_Given request_. Write out the records below once more, exactly as they stand.
= = = = = = =
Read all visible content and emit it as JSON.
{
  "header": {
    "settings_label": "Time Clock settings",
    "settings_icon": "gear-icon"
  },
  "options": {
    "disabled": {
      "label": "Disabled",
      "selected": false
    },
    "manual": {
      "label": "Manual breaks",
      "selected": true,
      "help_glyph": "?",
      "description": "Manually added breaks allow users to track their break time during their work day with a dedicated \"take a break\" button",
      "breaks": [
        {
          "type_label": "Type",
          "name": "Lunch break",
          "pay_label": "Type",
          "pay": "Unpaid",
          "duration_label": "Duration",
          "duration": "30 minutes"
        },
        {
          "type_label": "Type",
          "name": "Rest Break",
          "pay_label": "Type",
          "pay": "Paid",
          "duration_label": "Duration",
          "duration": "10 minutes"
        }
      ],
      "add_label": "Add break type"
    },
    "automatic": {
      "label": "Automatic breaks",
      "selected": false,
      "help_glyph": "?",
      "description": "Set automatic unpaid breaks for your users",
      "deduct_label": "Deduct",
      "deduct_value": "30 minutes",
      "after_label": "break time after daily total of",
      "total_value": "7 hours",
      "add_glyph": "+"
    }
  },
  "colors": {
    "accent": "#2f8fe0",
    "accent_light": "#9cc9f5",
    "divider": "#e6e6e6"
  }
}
= = = = = = =
_The result_.
Read all visible content and emit it as JSON.
{
  "header": {
    "settings_label": "Time Clock settings",
    "settings_icon": "gear-icon"
  },
  "options": {
    "disabled": {
      "label": "Disabled",
      "selected": false
    },
    "manual": {
      "label": "Manual breaks",
      "selected": true,
      "help_glyph": "?",
      "description": "Manually added breaks allow users to track their break time during their work day with a dedicated \"take a break\" button",
      "breaks": [
        {
          "type_label": "Type",
          "name": "Lunch break",
          "pay_label": "Type",
          "pay": "Unpaid",
          "duration_label": "Duration",
          "duration": "30 minutes"
        },
        {
          "type_label": "Type",
          "name": "Rest Break",
          "pay_label": "Type",
          "pay": "Paid",
          "duration_label": "Duration",
          "duration": "10 minutes"
        }
      ],
      "add_label": "Add break type"
    },
    "automatic": {
      "label": "Automatic breaks",
      "selected": false,
      "help_glyph": "?",
      "description": "Set automatic unpaid breaks for your users",
      "deduct_label": "Deduct",
      "deduct_value": "30 minutes",
      "after_label": "break time after daily total of",
      "total_value": "7 hours",
      "add_glyph": "+"
    }
  },
  "colors": {
    "accent": "#2f8fe0",
    "accent_light": "#9cc9f5",
    "divider": "#e6e6e6"
  }
}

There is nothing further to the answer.